* A block of data *
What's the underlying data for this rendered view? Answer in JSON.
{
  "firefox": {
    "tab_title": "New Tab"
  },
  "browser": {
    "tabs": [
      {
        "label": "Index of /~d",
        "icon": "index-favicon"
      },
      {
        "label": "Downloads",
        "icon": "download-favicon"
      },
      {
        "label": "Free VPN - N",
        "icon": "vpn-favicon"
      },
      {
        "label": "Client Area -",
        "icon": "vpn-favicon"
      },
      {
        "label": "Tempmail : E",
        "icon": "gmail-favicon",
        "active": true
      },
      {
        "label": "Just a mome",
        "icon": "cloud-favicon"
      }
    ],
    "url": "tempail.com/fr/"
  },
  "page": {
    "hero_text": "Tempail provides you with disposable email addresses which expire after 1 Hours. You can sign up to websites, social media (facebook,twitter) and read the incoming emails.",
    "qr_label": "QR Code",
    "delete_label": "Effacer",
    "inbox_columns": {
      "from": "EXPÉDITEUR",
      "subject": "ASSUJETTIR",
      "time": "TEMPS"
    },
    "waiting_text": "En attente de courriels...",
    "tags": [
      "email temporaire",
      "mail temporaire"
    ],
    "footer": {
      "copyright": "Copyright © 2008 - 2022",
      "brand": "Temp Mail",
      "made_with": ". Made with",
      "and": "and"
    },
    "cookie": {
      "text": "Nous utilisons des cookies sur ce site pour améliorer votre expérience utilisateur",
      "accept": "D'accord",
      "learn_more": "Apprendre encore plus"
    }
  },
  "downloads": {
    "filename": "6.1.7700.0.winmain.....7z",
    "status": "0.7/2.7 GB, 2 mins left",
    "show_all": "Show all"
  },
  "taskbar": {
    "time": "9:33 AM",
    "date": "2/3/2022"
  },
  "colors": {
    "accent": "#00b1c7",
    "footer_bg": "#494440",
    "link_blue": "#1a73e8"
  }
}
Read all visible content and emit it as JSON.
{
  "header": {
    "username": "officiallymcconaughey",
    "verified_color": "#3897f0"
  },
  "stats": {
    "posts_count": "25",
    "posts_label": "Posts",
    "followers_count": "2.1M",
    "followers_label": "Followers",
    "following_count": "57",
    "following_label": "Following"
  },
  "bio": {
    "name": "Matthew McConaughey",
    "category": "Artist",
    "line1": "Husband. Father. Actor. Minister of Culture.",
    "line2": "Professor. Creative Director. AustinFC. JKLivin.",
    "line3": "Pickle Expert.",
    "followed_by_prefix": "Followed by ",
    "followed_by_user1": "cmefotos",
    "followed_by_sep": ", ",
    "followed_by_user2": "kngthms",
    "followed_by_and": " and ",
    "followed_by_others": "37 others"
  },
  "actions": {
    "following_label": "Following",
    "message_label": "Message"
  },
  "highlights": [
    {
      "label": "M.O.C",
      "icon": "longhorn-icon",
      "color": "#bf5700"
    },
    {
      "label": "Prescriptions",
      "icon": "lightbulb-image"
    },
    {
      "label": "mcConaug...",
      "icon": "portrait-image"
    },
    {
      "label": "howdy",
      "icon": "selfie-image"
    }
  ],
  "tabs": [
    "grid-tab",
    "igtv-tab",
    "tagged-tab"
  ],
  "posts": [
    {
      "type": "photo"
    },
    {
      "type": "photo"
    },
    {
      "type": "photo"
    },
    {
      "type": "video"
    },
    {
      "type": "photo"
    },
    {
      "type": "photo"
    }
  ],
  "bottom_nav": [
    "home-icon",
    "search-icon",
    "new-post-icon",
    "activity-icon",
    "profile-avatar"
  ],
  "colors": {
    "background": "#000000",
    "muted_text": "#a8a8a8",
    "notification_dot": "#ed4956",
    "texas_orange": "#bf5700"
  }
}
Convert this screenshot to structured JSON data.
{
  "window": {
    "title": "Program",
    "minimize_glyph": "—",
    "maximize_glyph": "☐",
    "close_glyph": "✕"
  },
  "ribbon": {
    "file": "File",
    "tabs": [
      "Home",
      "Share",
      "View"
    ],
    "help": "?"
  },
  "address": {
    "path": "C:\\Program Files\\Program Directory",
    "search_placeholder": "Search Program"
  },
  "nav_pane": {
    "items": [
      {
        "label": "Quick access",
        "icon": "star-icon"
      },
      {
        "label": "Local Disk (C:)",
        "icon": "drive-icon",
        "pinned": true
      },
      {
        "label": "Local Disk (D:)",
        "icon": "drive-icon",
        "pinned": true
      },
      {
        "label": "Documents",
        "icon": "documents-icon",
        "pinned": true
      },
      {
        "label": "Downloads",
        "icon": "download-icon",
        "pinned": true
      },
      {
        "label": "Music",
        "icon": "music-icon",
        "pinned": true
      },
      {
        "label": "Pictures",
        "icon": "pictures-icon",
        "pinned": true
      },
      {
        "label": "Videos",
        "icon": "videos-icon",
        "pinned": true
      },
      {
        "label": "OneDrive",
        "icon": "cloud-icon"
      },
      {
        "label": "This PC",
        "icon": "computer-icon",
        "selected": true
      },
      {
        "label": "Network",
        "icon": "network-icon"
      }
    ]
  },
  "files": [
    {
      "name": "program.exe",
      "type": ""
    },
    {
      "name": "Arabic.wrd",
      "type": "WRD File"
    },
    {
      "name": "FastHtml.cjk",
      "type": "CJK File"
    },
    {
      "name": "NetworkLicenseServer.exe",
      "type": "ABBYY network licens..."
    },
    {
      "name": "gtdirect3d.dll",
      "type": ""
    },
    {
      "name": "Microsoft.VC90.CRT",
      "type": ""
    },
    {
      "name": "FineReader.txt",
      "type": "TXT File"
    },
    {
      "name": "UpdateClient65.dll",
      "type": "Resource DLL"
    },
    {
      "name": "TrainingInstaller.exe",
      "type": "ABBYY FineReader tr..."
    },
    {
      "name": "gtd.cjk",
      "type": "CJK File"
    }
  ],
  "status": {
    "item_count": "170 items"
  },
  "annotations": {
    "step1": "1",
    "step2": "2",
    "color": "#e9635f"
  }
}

* Written exercise *
Extract every entry above as it appears.

* Right answer *
What's the underlying data for this rendered view? Answer in JSON.
{
  "firefox": {
    "tab_title": "New Tab"
  },
  "browser": {
    "tabs": [
      {
        "label": "Index of /~d",
        "icon": "index-favicon"
      },
      {
        "label": "Downloads",
        "icon": "download-favicon"
      },
      {
        "label": "Free VPN - N",
        "icon": "vpn-favicon"
      },
      {
        "label": "Client Area -",
        "icon": "vpn-favicon"
      },
      {
        "label": "Tempmail : E",
        "icon": "gmail-favicon",
        "active": true
      },
      {
        "label": "Just a mome",
        "icon": "cloud-favicon"
      }
    ],
    "url": "tempail.com/fr/"
  },
  "page": {
    "hero_text": "Tempail provides you with disposable email addresses which expire after 1 Hours. You can sign up to websites, social media (facebook,twitter) and read the incoming emails.",
    "qr_label": "QR Code",
    "delete_label": "Effacer",
    "inbox_columns": {
      "from": "EXPÉDITEUR",
      "subject": "ASSUJETTIR",
      "time": "TEMPS"
    },
    "waiting_text": "En attente de courriels...",
    "tags": [
      "email temporaire",
      "mail temporaire"
    ],
    "footer": {
      "copyright": "Copyright © 2008 - 2022",
      "brand": "Temp Mail",
      "made_with": ". Made with",
      "and": "and"
    },
    "cookie": {
      "text": "Nous utilisons des cookies sur ce site pour améliorer votre expérience utilisateur",
      "accept": "D'accord",
      "learn_more": "Apprendre encore plus"
    }
  },
  "downloads": {
    "filename": "6.1.7700.0.winmain.....7z",
    "status": "0.7/2.7 GB, 2 mins left",
    "show_all": "Show all"
  },
  "taskbar": {
    "time": "9:33 AM",
    "date": "2/3/2022"
  },
  "colors": {
    "accent": "#00b1c7",
    "footer_bg": "#494440",
    "link_blue": "#1a73e8"
  }
}
Read all visible content and emit it as JSON.
{
  "header": {
    "username": "officiallymcconaughey",
    "verified_color": "#3897f0"
  },
  "stats": {
    "posts_count": "25",
    "posts_label": "Posts",
    "followers_count": "2.1M",
    "followers_label": "Followers",
    "following_count": "57",
    "following_label": "Following"
  },
  "bio": {
    "name": "Matthew McConaughey",
    "category": "Artist",
    "line1": "Husband. Father. Actor. Minister of Culture.",
    "line2": "Professor. Creative Director. AustinFC. JKLivin.",
    "line3": "Pickle Expert.",
    "followed_by_prefix": "Followed by ",
    "followed_by_user1": "cmefotos",
    "followed_by_sep": ", ",
    "followed_by_user2": "kngthms",
    "followed_by_and": " and ",
    "followed_by_others": "37 others"
  },
  "actions": {
    "following_label": "Following",
    "message_label": "Message"
  },
  "highlights": [
    {
      "label": "M.O.C",
      "icon": "longhorn-icon",
      "color": "#bf5700"
    },
    {
      "label": "Prescriptions",
      "icon": "lightbulb-image"
    },
    {
      "label": "mcConaug...",
      "icon": "portrait-image"
    },
    {
      "label": "howdy",
      "icon": "selfie-image"
    }
  ],
  "tabs": [
    "grid-tab",
    "igtv-tab",
    "tagged-tab"
  ],
  "posts": [
    {
      "type": "photo"
    },
    {
      "type": "photo"
    },
    {
      "type": "photo"
    },
    {
      "type": "video"
    },
    {
      "type": "photo"
    },
    {
      "type": "photo"
    }
  ],
  "bottom_nav": [
    "home-icon",
    "search-icon",
    "new-post-icon",
    "activity-icon",
    "profile-avatar"
  ],
  "colors": {
    "background": "#000000",
    "muted_text": "#a8a8a8",
    "notification_dot": "#ed4956",
    "texas_orange": "#bf5700"
  }
}
Convert this screenshot to structured JSON data.
{
  "window": {
    "title": "Program",
    "minimize_glyph": "—",
    "maximize_glyph": "☐",
    "close_glyph": "✕"
  },
  "ribbon": {
    "file": "File",
    "tabs": [
      "Home",
      "Share",
      "View"
    ],
    "help": "?"
  },
  "address": {
    "path": "C:\\Program Files\\Program Directory",
    "search_placeholder": "Search Program"
  },
  "nav_pane": {
    "items": [
      {
        "label": "Quick access",
        "icon": "star-icon"
      },
      {
        "label": "Local Disk (C:)",
        "icon": "drive-icon",
        "pinned": true
      },
      {
        "label": "Local Disk (D:)",
        "icon": "drive-icon",
        "pinned": true
      },
      {
        "label": "Documents",
        "icon": "documents-icon",
        "pinned": true
      },
      {
        "label": "Downloads",
        "icon": "download-icon",
        "pinned": true
      },
      {
        "label": "Music",
        "icon": "music-icon",
        "pinned": true
      },
      {
        "label": "Pictures",
        "icon": "pictures-icon",
        "pinned": true
      },
      {
        "label": "Videos",
        "icon": "videos-icon",
        "pinned": true
      },
      {
        "label": "OneDrive",
        "icon": "cloud-icon"
      },
      {
        "label": "This PC",
        "icon": "computer-icon",
        "selected": true
      },
      {
        "label": "Network",
        "icon": "network-icon"
      }
    ]
  },
  "files": [
    {
      "name": "program.exe",
      "type": ""
    },
    {
      "name": "Arabic.wrd",
      "type": "WRD File"
    },
    {
      "name": "FastHtml.cjk",
      "type": "CJK File"
    },
    {
      "name": "NetworkLicenseServer.exe",
      "type": "ABBYY network licens..."
    },
    {
      "name": "gtdirect3d.dll",
      "type": ""
    },
    {
      "name": "Microsoft.VC90.CRT",
      "type": ""
    },
    {
      "name": "FineReader.txt",
      "type": "TXT File"
    },
    {
      "name": "UpdateClient65.dll",
      "type": "Resource DLL"
    },
    {
      "name": "TrainingInstaller.exe",
      "type": "ABBYY FineReader tr..."
    },
    {
      "name": "gtd.cjk",
      "type": "CJK File"
    }
  ],
  "status": {
    "item_count": "170 items"
  },
  "annotations": {
    "step1": "1",
    "step2": "2",
    "color": "#e9635f"
  }
}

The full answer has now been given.